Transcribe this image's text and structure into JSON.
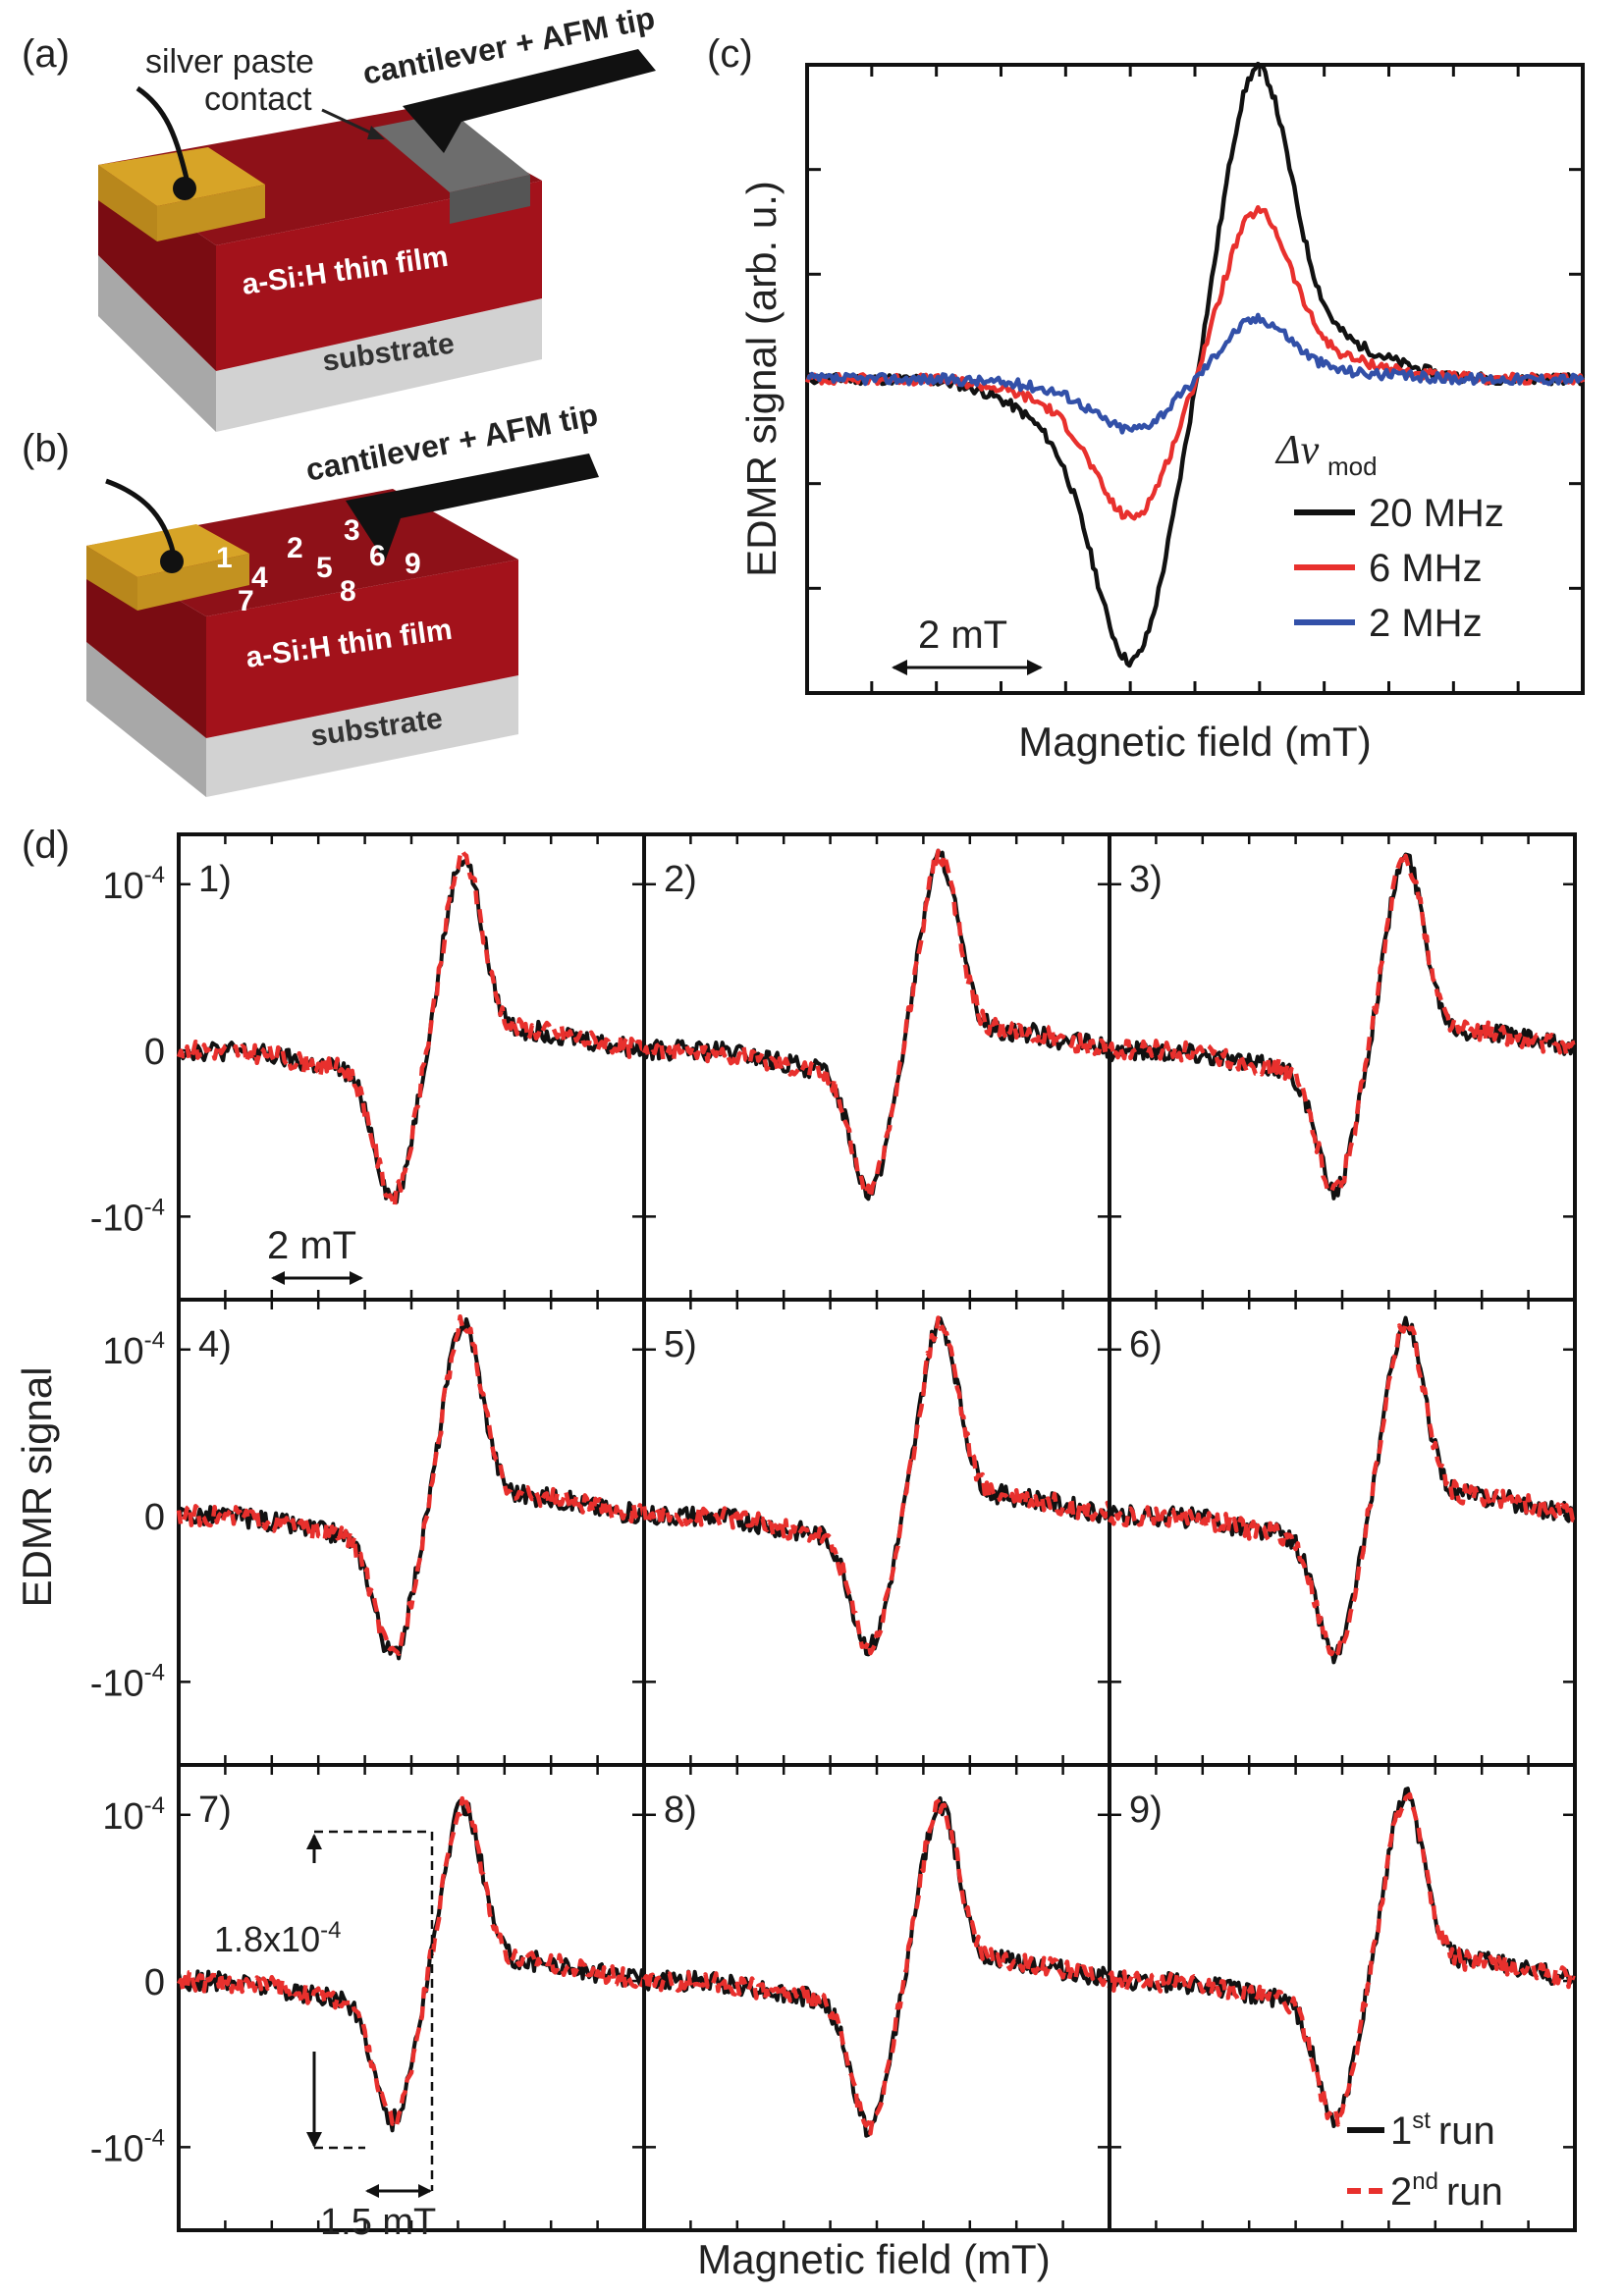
{
  "panels": {
    "a": {
      "label": "(a)",
      "contact_label_line1": "silver paste",
      "contact_label_line2": "contact",
      "tip_label": "cantilever + AFM tip",
      "film_label": "a-Si:H thin film",
      "substrate_label": "substrate"
    },
    "b": {
      "label": "(b)",
      "tip_label": "cantilever + AFM tip",
      "film_label": "a-Si:H thin film",
      "substrate_label": "substrate",
      "spot_numbers": [
        "1",
        "2",
        "3",
        "4",
        "5",
        "6",
        "7",
        "8",
        "9"
      ]
    },
    "c": {
      "label": "(c)",
      "legend_title": "Δν",
      "legend_title_sub": "mod",
      "scale_bar_label": "2 mT"
    },
    "d": {
      "label": "(d)",
      "scale_bar_label": "2 mT",
      "annot_amplitude": "1.8x10",
      "annot_amplitude_exp": "-4",
      "annot_width": "1.5 mT",
      "legend_first_base": "1",
      "legend_first_sup": "st",
      "legend_first_text": "run",
      "legend_second_base": "2",
      "legend_second_sup": "nd",
      "legend_second_text": "run"
    }
  },
  "colors": {
    "film_red": "#a3121b",
    "film_dark": "#7a0c12",
    "film_top": "#8e1118",
    "gold": "#d7a427",
    "gold_side": "#b8871c",
    "gray_contact": "#6d6d6d",
    "substrate": "#d2d2d2",
    "substrate_side": "#a8a8a8",
    "black": "#111111",
    "red": "#e8302d",
    "blue": "#3250a8"
  },
  "chart_data": [
    {
      "type": "line",
      "panel": "c",
      "title": "",
      "xlabel": "Magnetic field (mT)",
      "ylabel": "EDMR signal (arb. u.)",
      "xlim": [
        -6.3,
        6.3
      ],
      "ylim": [
        -2.75,
        2.75
      ],
      "tick_labels_shown": false,
      "series": [
        {
          "name": "20 MHz",
          "color": "#111111",
          "amplitude_pos": 2.6,
          "amplitude_neg": -2.25
        },
        {
          "name": "6 MHz",
          "color": "#e8302d",
          "amplitude_pos": 1.4,
          "amplitude_neg": -1.1
        },
        {
          "name": "2 MHz",
          "color": "#3250a8",
          "amplitude_pos": 0.5,
          "amplitude_neg": -0.4
        }
      ],
      "legend": {
        "title": "Δν mod",
        "placement": "bottom-right"
      }
    },
    {
      "type": "line",
      "panel": "d",
      "xlabel": "Magnetic field (mT)",
      "ylabel": "EDMR signal",
      "ylim": [
        -0.00015,
        0.00013
      ],
      "y_ticks": [
        {
          "value": 0.0001,
          "base": "10",
          "exp": "-4"
        },
        {
          "value": 0,
          "base": "0",
          "exp": ""
        },
        {
          "value": -0.0001,
          "base": "-10",
          "exp": "-4"
        }
      ],
      "series_names": [
        "1st run",
        "2nd run"
      ],
      "subplots": [
        {
          "label": "1)",
          "peak": 0.00011,
          "trough": -8.5e-05
        },
        {
          "label": "2)",
          "peak": 0.00011,
          "trough": -8e-05
        },
        {
          "label": "3)",
          "peak": 0.00011,
          "trough": -8e-05
        },
        {
          "label": "4)",
          "peak": 0.00011,
          "trough": -8e-05
        },
        {
          "label": "5)",
          "peak": 0.00011,
          "trough": -7.5e-05
        },
        {
          "label": "6)",
          "peak": 0.00011,
          "trough": -8e-05
        },
        {
          "label": "7)",
          "peak": 0.0001,
          "trough": -8e-05
        },
        {
          "label": "8)",
          "peak": 0.0001,
          "trough": -8.5e-05
        },
        {
          "label": "9)",
          "peak": 0.000105,
          "trough": -8e-05
        }
      ]
    }
  ]
}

- _Required work_: Transcribe every line in the entries above, taking out only the images.

- _The reply_:
Transcribe this image's text and structure into JSON.
{
  "panels": {
    "a": {
      "label": "(a)",
      "contact_label_line1": "silver paste",
      "contact_label_line2": "contact",
      "tip_label": "cantilever + AFM tip",
      "film_label": "a-Si:H thin film",
      "substrate_label": "substrate"
    },
    "b": {
      "label": "(b)",
      "tip_label": "cantilever + AFM tip",
      "film_label": "a-Si:H thin film",
      "substrate_label": "substrate",
      "spot_numbers": [
        "1",
        "2",
        "3",
        "4",
        "5",
        "6",
        "7",
        "8",
        "9"
      ]
    },
    "c": {
      "label": "(c)",
      "legend_title": "Δν",
      "legend_title_sub": "mod",
      "scale_bar_label": "2 mT"
    },
    "d": {
      "label": "(d)",
      "scale_bar_label": "2 mT",
      "annot_amplitude": "1.8x10",
      "annot_amplitude_exp": "-4",
      "annot_width": "1.5 mT",
      "legend_first_base": "1",
      "legend_first_sup": "st",
      "legend_first_text": "run",
      "legend_second_base": "2",
      "legend_second_sup": "nd",
      "legend_second_text": "run"
    }
  },
  "colors": {
    "film_red": "#a3121b",
    "film_dark": "#7a0c12",
    "film_top": "#8e1118",
    "gold": "#d7a427",
    "gold_side": "#b8871c",
    "gray_contact": "#6d6d6d",
    "substrate": "#d2d2d2",
    "substrate_side": "#a8a8a8",
    "black": "#111111",
    "red": "#e8302d",
    "blue": "#3250a8"
  },
  "chart_data": [
    {
      "type": "line",
      "panel": "c",
      "title": "",
      "xlabel": "Magnetic field (mT)",
      "ylabel": "EDMR signal (arb. u.)",
      "xlim": [
        -6.3,
        6.3
      ],
      "ylim": [
        -2.75,
        2.75
      ],
      "tick_labels_shown": false,
      "series": [
        {
          "name": "20 MHz",
          "color": "#111111",
          "amplitude_pos": 2.6,
          "amplitude_neg": -2.25
        },
        {
          "name": "6 MHz",
          "color": "#e8302d",
          "amplitude_pos": 1.4,
          "amplitude_neg": -1.1
        },
        {
          "name": "2 MHz",
          "color": "#3250a8",
          "amplitude_pos": 0.5,
          "amplitude_neg": -0.4
        }
      ],
      "legend": {
        "title": "Δν mod",
        "placement": "bottom-right"
      }
    },
    {
      "type": "line",
      "panel": "d",
      "xlabel": "Magnetic field (mT)",
      "ylabel": "EDMR signal",
      "ylim": [
        -0.00015,
        0.00013
      ],
      "y_ticks": [
        {
          "value": 0.0001,
          "base": "10",
          "exp": "-4"
        },
        {
          "value": 0,
          "base": "0",
          "exp": ""
        },
        {
          "value": -0.0001,
          "base": "-10",
          "exp": "-4"
        }
      ],
      "series_names": [
        "1st run",
        "2nd run"
      ],
      "subplots": [
        {
          "label": "1)",
          "peak": 0.00011,
          "trough": -8.5e-05
        },
        {
          "label": "2)",
          "peak": 0.00011,
          "trough": -8e-05
        },
        {
          "label": "3)",
          "peak": 0.00011,
          "trough": -8e-05
        },
        {
          "label": "4)",
          "peak": 0.00011,
          "trough": -8e-05
        },
        {
          "label": "5)",
          "peak": 0.00011,
          "trough": -7.5e-05
        },
        {
          "label": "6)",
          "peak": 0.00011,
          "trough": -8e-05
        },
        {
          "label": "7)",
          "peak": 0.0001,
          "trough": -8e-05
        },
        {
          "label": "8)",
          "peak": 0.0001,
          "trough": -8.5e-05
        },
        {
          "label": "9)",
          "peak": 0.000105,
          "trough": -8e-05
        }
      ]
    }
  ]
}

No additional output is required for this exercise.